SHORT EXERCISE — The records below must be copied in full; omit the images.

## start DATASET EXTRACT

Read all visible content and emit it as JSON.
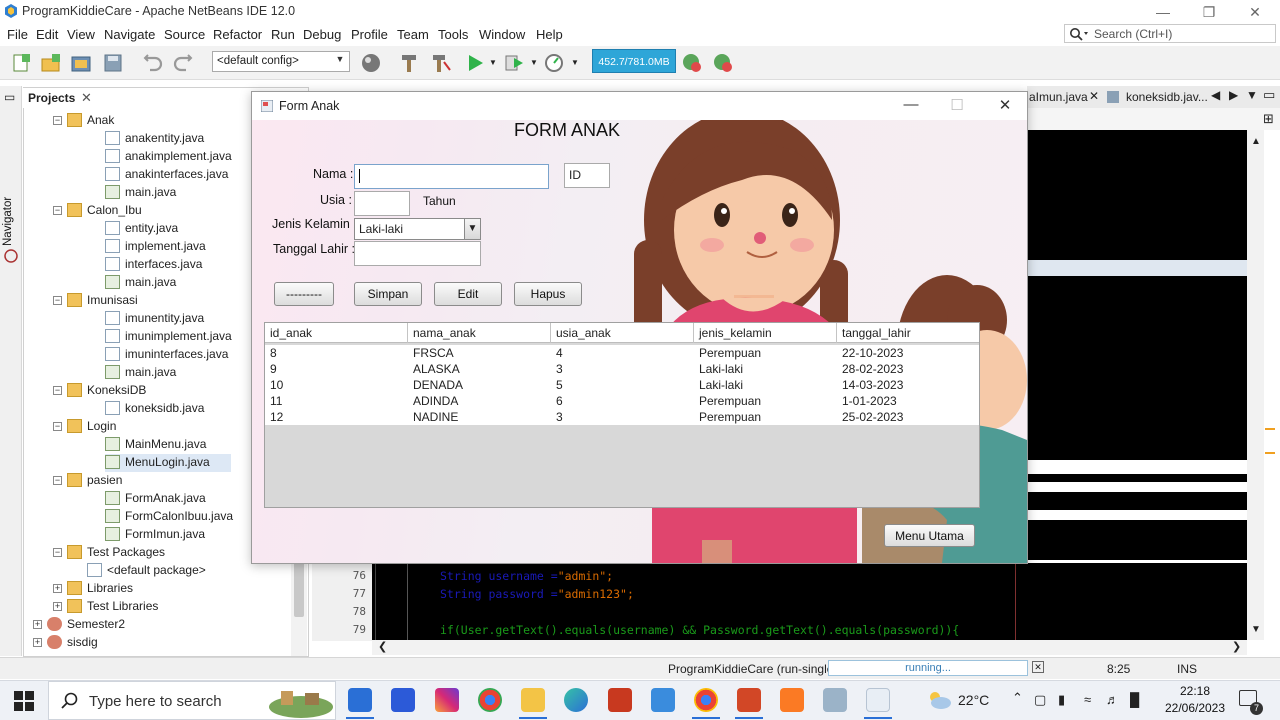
{
  "ide": {
    "title": "ProgramKiddieCare - Apache NetBeans IDE 12.0",
    "menu": [
      "File",
      "Edit",
      "View",
      "Navigate",
      "Source",
      "Refactor",
      "Run",
      "Debug",
      "Profile",
      "Team",
      "Tools",
      "Window",
      "Help"
    ],
    "search_placeholder": "Search (Ctrl+I)",
    "config": "<default config>",
    "memory": "452.7/781.0MB",
    "navigator_label": "Navigator",
    "projects_tab": "Projects",
    "editor_tabs": [
      "aImun.java",
      "koneksidb.jav..."
    ]
  },
  "tree": [
    {
      "label": "Anak",
      "type": "folder"
    },
    {
      "label": "anakentity.java",
      "type": "java"
    },
    {
      "label": "anakimplement.java",
      "type": "java"
    },
    {
      "label": "anakinterfaces.java",
      "type": "java"
    },
    {
      "label": "main.java",
      "type": "form"
    },
    {
      "label": "Calon_Ibu",
      "type": "folder"
    },
    {
      "label": "entity.java",
      "type": "java"
    },
    {
      "label": "implement.java",
      "type": "java"
    },
    {
      "label": "interfaces.java",
      "type": "java"
    },
    {
      "label": "main.java",
      "type": "form"
    },
    {
      "label": "Imunisasi",
      "type": "folder"
    },
    {
      "label": "imunentity.java",
      "type": "java"
    },
    {
      "label": "imunimplement.java",
      "type": "java"
    },
    {
      "label": "imuninterfaces.java",
      "type": "java"
    },
    {
      "label": "main.java",
      "type": "form"
    },
    {
      "label": "KoneksiDB",
      "type": "folder"
    },
    {
      "label": "koneksidb.java",
      "type": "java"
    },
    {
      "label": "Login",
      "type": "folder"
    },
    {
      "label": "MainMenu.java",
      "type": "form"
    },
    {
      "label": "MenuLogin.java",
      "type": "form"
    },
    {
      "label": "pasien",
      "type": "folder"
    },
    {
      "label": "FormAnak.java",
      "type": "form"
    },
    {
      "label": "FormCalonIbuu.java",
      "type": "form"
    },
    {
      "label": "FormImun.java",
      "type": "form"
    },
    {
      "label": "Test Packages",
      "type": "folder"
    },
    {
      "label": "<default package>",
      "type": "pkg"
    },
    {
      "label": "Libraries",
      "type": "lib"
    },
    {
      "label": "Test Libraries",
      "type": "lib"
    },
    {
      "label": "Semester2",
      "type": "cup"
    },
    {
      "label": "sisdig",
      "type": "cup"
    }
  ],
  "code": {
    "line_numbers": [
      "76",
      "77",
      "78",
      "79"
    ],
    "lines": [
      {
        "pre": "String username =",
        "str": "\"admin\";"
      },
      {
        "pre": "String password =",
        "str": "\"admin123\";"
      },
      {
        "pre": "",
        "str": ""
      },
      {
        "pre": "if(User.getText().equals(username) && Password.getText().equals(password)){",
        "str": ""
      }
    ]
  },
  "status": {
    "project": "ProgramKiddieCare (run-single)",
    "progress": "running...",
    "position": "8:25",
    "mode": "INS"
  },
  "form": {
    "window_title": "Form Anak",
    "heading": "FORM ANAK",
    "labels": {
      "nama": "Nama :",
      "usia": "Usia :",
      "tahun": "Tahun",
      "jenis_kelamin": "Jenis Kelamin :",
      "tanggal_lahir": "Tanggal Lahir :"
    },
    "id_field": "ID",
    "jenis_kelamin_value": "Laki-laki",
    "buttons": {
      "clear": "---------",
      "simpan": "Simpan",
      "edit": "Edit",
      "hapus": "Hapus",
      "menu_utama": "Menu Utama"
    },
    "table": {
      "columns": [
        "id_anak",
        "nama_anak",
        "usia_anak",
        "jenis_kelamin",
        "tanggal_lahir"
      ],
      "rows": [
        [
          "8",
          "FRSCA",
          "4",
          "Perempuan",
          "22-10-2023"
        ],
        [
          "9",
          "ALASKA",
          "3",
          "Laki-laki",
          "28-02-2023"
        ],
        [
          "10",
          "DENADA",
          "5",
          "Laki-laki",
          "14-03-2023"
        ],
        [
          "11",
          "ADINDA",
          "6",
          "Perempuan",
          "1-01-2023"
        ],
        [
          "12",
          "NADINE",
          "3",
          "Perempuan",
          "25-02-2023"
        ]
      ]
    }
  },
  "taskbar": {
    "search_placeholder": "Type here to search",
    "temperature": "22°C",
    "time": "22:18",
    "date": "22/06/2023",
    "notifications": "7"
  }
}
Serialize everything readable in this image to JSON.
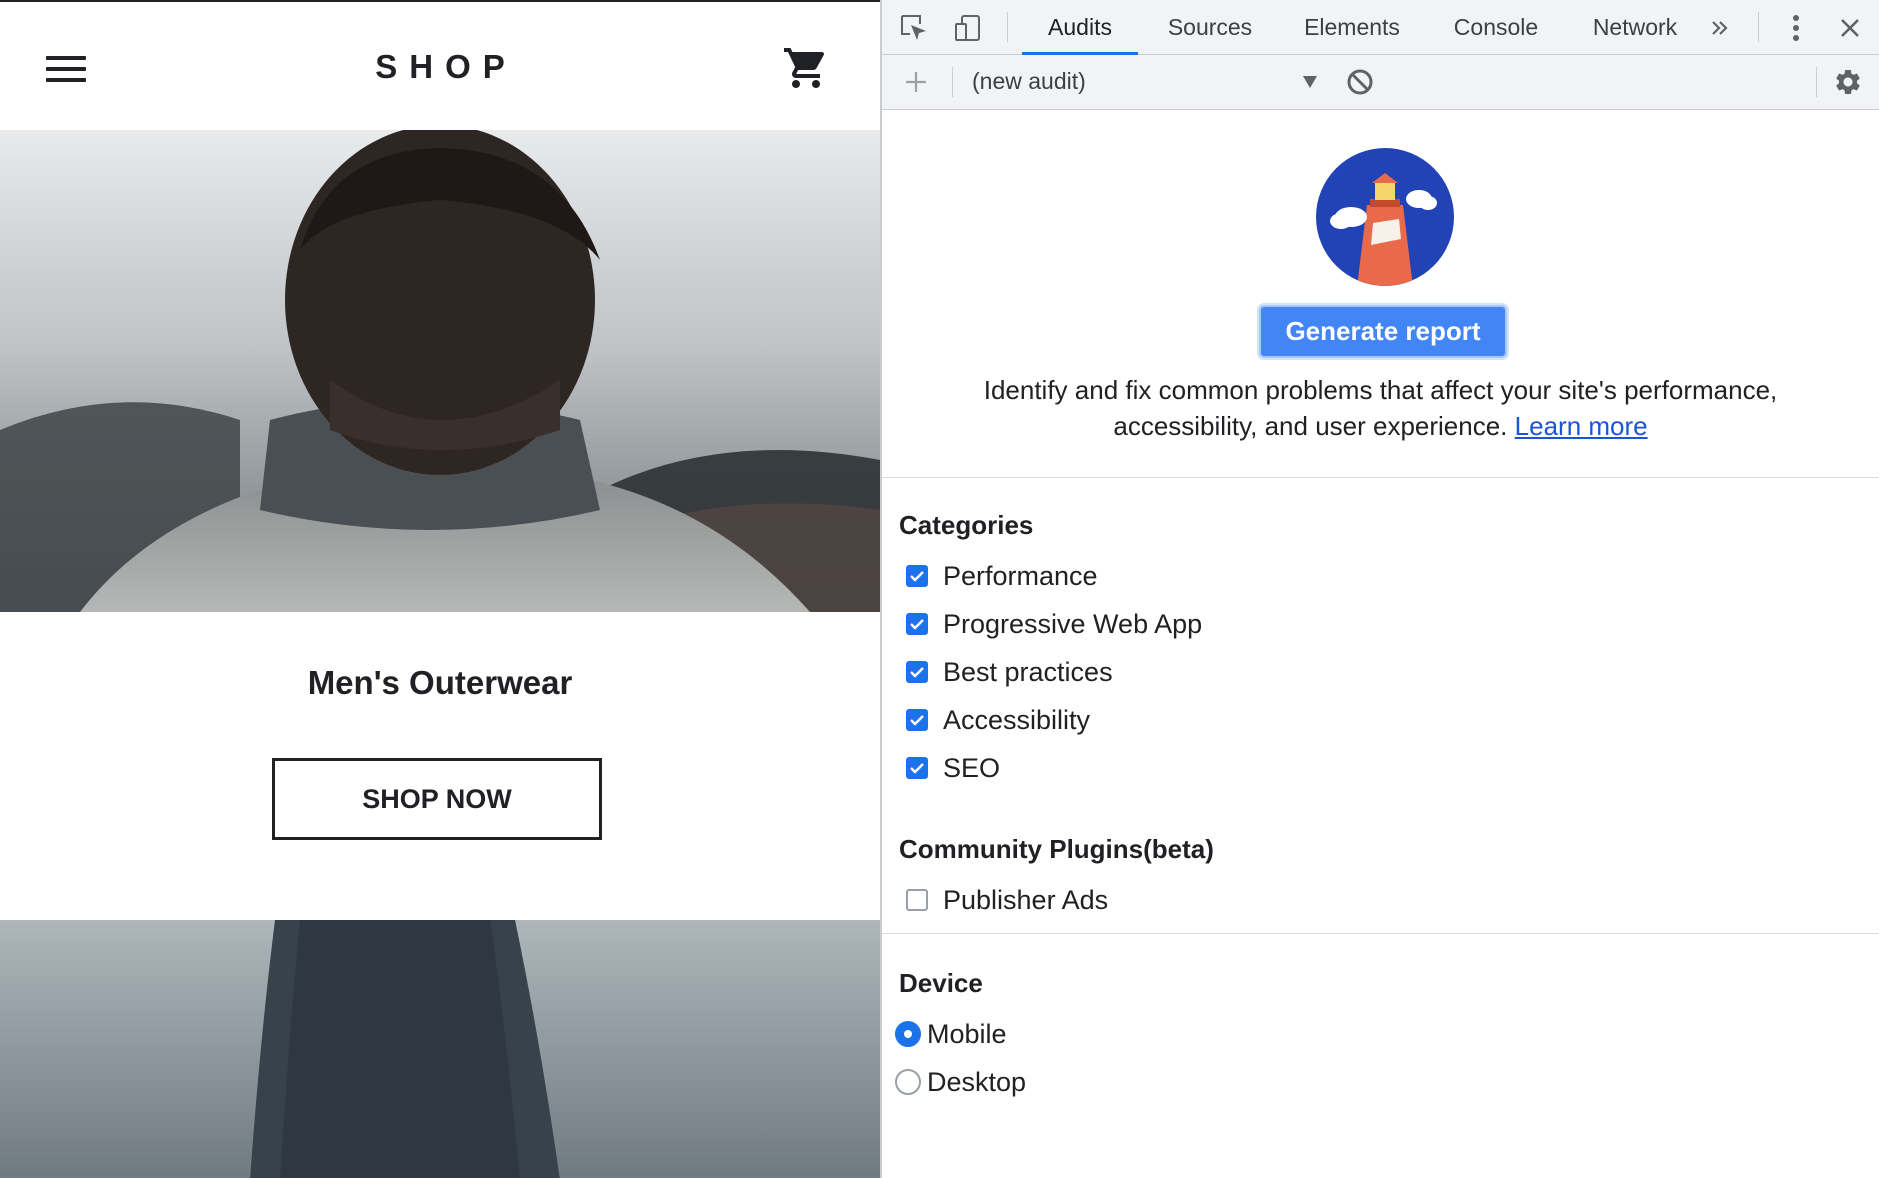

## end DATASET EXTRACT

CORRECT RESPONSE —
Read all visible content and emit it as JSON.
{
  "ide": {
    "title": "ProgramKiddieCare - Apache NetBeans IDE 12.0",
    "menu": [
      "File",
      "Edit",
      "View",
      "Navigate",
      "Source",
      "Refactor",
      "Run",
      "Debug",
      "Profile",
      "Team",
      "Tools",
      "Window",
      "Help"
    ],
    "search_placeholder": "Search (Ctrl+I)",
    "config": "<default config>",
    "memory": "452.7/781.0MB",
    "navigator_label": "Navigator",
    "projects_tab": "Projects",
    "editor_tabs": [
      "aImun.java",
      "koneksidb.jav..."
    ]
  },
  "tree": [
    {
      "label": "Anak",
      "type": "folder"
    },
    {
      "label": "anakentity.java",
      "type": "java"
    },
    {
      "label": "anakimplement.java",
      "type": "java"
    },
    {
      "label": "anakinterfaces.java",
      "type": "java"
    },
    {
      "label": "main.java",
      "type": "form"
    },
    {
      "label": "Calon_Ibu",
      "type": "folder"
    },
    {
      "label": "entity.java",
      "type": "java"
    },
    {
      "label": "implement.java",
      "type": "java"
    },
    {
      "label": "interfaces.java",
      "type": "java"
    },
    {
      "label": "main.java",
      "type": "form"
    },
    {
      "label": "Imunisasi",
      "type": "folder"
    },
    {
      "label": "imunentity.java",
      "type": "java"
    },
    {
      "label": "imunimplement.java",
      "type": "java"
    },
    {
      "label": "imuninterfaces.java",
      "type": "java"
    },
    {
      "label": "main.java",
      "type": "form"
    },
    {
      "label": "KoneksiDB",
      "type": "folder"
    },
    {
      "label": "koneksidb.java",
      "type": "java"
    },
    {
      "label": "Login",
      "type": "folder"
    },
    {
      "label": "MainMenu.java",
      "type": "form"
    },
    {
      "label": "MenuLogin.java",
      "type": "form"
    },
    {
      "label": "pasien",
      "type": "folder"
    },
    {
      "label": "FormAnak.java",
      "type": "form"
    },
    {
      "label": "FormCalonIbuu.java",
      "type": "form"
    },
    {
      "label": "FormImun.java",
      "type": "form"
    },
    {
      "label": "Test Packages",
      "type": "folder"
    },
    {
      "label": "<default package>",
      "type": "pkg"
    },
    {
      "label": "Libraries",
      "type": "lib"
    },
    {
      "label": "Test Libraries",
      "type": "lib"
    },
    {
      "label": "Semester2",
      "type": "cup"
    },
    {
      "label": "sisdig",
      "type": "cup"
    }
  ],
  "code": {
    "line_numbers": [
      "76",
      "77",
      "78",
      "79"
    ],
    "lines": [
      {
        "pre": "String username =",
        "str": "\"admin\";"
      },
      {
        "pre": "String password =",
        "str": "\"admin123\";"
      },
      {
        "pre": "",
        "str": ""
      },
      {
        "pre": "if(User.getText().equals(username) && Password.getText().equals(password)){",
        "str": ""
      }
    ]
  },
  "status": {
    "project": "ProgramKiddieCare (run-single)",
    "progress": "running...",
    "position": "8:25",
    "mode": "INS"
  },
  "form": {
    "window_title": "Form Anak",
    "heading": "FORM ANAK",
    "labels": {
      "nama": "Nama :",
      "usia": "Usia :",
      "tahun": "Tahun",
      "jenis_kelamin": "Jenis Kelamin :",
      "tanggal_lahir": "Tanggal Lahir :"
    },
    "id_field": "ID",
    "jenis_kelamin_value": "Laki-laki",
    "buttons": {
      "clear": "---------",
      "simpan": "Simpan",
      "edit": "Edit",
      "hapus": "Hapus",
      "menu_utama": "Menu Utama"
    },
    "table": {
      "columns": [
        "id_anak",
        "nama_anak",
        "usia_anak",
        "jenis_kelamin",
        "tanggal_lahir"
      ],
      "rows": [
        [
          "8",
          "FRSCA",
          "4",
          "Perempuan",
          "22-10-2023"
        ],
        [
          "9",
          "ALASKA",
          "3",
          "Laki-laki",
          "28-02-2023"
        ],
        [
          "10",
          "DENADA",
          "5",
          "Laki-laki",
          "14-03-2023"
        ],
        [
          "11",
          "ADINDA",
          "6",
          "Perempuan",
          "1-01-2023"
        ],
        [
          "12",
          "NADINE",
          "3",
          "Perempuan",
          "25-02-2023"
        ]
      ]
    }
  },
  "taskbar": {
    "search_placeholder": "Type here to search",
    "temperature": "22°C",
    "time": "22:18",
    "date": "22/06/2023",
    "notifications": "7"
  }
}
Serialize everything readable in this image to JSON.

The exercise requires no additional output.